— EXERCISE DIRECTIONS —
Your task is to locate every line holding the string "Darlehensanbahner" and to copy each of them.

(Stored data)
[BEGIN]
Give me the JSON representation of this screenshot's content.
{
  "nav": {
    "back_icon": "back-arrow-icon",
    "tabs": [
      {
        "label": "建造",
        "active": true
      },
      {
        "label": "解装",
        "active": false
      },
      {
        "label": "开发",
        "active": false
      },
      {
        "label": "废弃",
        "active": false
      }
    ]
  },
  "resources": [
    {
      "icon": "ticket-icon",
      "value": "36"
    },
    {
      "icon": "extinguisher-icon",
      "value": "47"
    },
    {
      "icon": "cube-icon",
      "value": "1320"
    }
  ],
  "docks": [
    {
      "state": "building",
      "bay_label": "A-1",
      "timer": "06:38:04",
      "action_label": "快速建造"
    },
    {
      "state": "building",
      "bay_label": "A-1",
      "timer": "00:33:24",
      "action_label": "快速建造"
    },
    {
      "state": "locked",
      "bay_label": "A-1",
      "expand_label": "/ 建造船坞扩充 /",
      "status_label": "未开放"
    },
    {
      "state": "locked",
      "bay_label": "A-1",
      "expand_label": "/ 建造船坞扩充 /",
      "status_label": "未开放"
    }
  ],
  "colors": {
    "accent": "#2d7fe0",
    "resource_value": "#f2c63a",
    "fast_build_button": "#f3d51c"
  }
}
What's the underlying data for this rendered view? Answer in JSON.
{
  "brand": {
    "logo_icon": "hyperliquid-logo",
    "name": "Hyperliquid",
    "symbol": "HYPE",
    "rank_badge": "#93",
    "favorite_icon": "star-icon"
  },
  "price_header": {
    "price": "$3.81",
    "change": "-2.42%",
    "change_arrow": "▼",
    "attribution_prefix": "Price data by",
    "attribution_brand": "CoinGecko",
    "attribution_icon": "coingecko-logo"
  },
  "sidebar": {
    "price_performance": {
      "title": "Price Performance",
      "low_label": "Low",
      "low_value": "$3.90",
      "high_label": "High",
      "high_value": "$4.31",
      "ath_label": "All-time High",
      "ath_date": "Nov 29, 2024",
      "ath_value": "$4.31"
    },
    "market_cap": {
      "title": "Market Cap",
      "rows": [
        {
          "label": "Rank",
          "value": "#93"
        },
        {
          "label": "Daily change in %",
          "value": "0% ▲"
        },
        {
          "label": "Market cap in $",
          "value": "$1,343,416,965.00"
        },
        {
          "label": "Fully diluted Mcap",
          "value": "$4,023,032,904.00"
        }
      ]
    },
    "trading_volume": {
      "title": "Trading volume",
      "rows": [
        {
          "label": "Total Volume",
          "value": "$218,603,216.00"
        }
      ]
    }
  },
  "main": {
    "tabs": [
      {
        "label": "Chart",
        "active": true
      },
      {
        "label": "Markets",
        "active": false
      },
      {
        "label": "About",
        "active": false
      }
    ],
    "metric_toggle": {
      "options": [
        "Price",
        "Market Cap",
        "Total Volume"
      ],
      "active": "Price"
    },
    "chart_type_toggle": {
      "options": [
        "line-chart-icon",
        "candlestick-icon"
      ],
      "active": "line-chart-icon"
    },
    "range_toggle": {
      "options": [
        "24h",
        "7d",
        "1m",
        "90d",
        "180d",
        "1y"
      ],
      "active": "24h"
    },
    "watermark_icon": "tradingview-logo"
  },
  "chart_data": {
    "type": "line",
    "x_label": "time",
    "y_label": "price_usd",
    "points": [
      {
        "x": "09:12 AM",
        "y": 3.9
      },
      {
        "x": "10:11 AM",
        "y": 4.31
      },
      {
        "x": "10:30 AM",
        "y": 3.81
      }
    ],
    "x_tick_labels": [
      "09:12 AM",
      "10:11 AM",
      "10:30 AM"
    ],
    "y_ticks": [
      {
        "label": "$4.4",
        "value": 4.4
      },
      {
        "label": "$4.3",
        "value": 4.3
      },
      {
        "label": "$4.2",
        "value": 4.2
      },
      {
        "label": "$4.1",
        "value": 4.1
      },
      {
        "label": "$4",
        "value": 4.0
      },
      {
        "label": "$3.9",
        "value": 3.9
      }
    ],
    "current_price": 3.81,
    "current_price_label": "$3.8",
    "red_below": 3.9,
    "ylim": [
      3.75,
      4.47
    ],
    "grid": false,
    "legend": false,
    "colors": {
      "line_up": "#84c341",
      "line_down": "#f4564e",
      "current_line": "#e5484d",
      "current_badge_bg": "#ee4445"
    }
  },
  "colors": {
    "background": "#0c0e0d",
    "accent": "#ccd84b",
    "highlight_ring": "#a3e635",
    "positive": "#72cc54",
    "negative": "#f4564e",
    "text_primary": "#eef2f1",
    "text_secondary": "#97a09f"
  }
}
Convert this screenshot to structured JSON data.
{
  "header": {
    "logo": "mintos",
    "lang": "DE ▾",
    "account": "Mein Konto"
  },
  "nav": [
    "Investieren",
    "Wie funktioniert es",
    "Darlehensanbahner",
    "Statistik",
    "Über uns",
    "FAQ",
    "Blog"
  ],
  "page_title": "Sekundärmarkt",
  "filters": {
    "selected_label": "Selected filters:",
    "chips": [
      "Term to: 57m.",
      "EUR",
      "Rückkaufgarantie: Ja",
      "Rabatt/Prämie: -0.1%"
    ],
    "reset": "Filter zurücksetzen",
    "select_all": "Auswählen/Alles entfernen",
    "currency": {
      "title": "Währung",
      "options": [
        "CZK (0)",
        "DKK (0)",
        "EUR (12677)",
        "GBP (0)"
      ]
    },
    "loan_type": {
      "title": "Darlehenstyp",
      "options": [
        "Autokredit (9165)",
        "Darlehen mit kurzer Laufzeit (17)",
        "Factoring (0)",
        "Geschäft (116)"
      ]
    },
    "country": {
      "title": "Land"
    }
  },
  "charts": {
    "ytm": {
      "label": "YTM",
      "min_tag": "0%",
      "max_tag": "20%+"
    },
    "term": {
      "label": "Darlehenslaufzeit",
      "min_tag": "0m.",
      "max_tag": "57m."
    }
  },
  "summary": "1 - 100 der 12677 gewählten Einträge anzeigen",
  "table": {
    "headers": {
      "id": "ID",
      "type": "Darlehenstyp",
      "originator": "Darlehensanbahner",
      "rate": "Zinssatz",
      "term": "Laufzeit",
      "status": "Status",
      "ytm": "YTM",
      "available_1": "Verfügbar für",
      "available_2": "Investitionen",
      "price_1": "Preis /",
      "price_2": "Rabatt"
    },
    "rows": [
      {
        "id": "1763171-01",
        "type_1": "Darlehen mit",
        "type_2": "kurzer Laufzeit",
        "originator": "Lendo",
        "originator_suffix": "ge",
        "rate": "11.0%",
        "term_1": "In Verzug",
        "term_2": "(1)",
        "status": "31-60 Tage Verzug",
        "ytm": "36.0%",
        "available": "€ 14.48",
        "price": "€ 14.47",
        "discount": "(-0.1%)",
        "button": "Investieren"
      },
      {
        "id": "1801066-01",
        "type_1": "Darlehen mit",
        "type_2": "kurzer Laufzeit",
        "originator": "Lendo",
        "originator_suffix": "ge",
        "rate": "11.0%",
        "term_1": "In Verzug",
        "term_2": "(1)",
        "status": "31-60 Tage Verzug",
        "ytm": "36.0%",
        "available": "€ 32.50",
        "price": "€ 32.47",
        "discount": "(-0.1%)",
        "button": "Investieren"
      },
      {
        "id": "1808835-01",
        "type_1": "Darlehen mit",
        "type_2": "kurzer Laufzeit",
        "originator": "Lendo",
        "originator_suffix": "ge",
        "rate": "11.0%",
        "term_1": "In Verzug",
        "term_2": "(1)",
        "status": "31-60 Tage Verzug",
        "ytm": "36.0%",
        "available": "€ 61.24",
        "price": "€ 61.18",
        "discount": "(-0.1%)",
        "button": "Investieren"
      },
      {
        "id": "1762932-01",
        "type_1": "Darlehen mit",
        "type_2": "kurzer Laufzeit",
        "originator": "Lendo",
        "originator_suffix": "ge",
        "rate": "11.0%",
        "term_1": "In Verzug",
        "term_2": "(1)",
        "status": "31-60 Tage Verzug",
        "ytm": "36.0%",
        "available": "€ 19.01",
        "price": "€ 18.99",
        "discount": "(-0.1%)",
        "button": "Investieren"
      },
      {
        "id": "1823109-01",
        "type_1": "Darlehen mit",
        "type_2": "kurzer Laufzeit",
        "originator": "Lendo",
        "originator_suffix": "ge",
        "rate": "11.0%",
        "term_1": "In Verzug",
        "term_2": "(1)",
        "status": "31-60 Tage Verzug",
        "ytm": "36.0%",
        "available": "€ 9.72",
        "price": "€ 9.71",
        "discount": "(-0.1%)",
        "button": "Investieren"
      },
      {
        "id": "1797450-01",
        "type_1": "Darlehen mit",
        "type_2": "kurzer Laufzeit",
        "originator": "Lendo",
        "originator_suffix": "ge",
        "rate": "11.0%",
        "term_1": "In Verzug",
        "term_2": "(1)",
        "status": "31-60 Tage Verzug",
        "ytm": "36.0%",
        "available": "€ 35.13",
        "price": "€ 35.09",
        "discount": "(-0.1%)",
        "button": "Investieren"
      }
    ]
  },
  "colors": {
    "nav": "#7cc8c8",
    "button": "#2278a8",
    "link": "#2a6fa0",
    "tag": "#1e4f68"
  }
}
[END]
— ANSWER TO THIS EXERCISE —
    "Darlehensanbahner",
      "originator": "Darlehensanbahner",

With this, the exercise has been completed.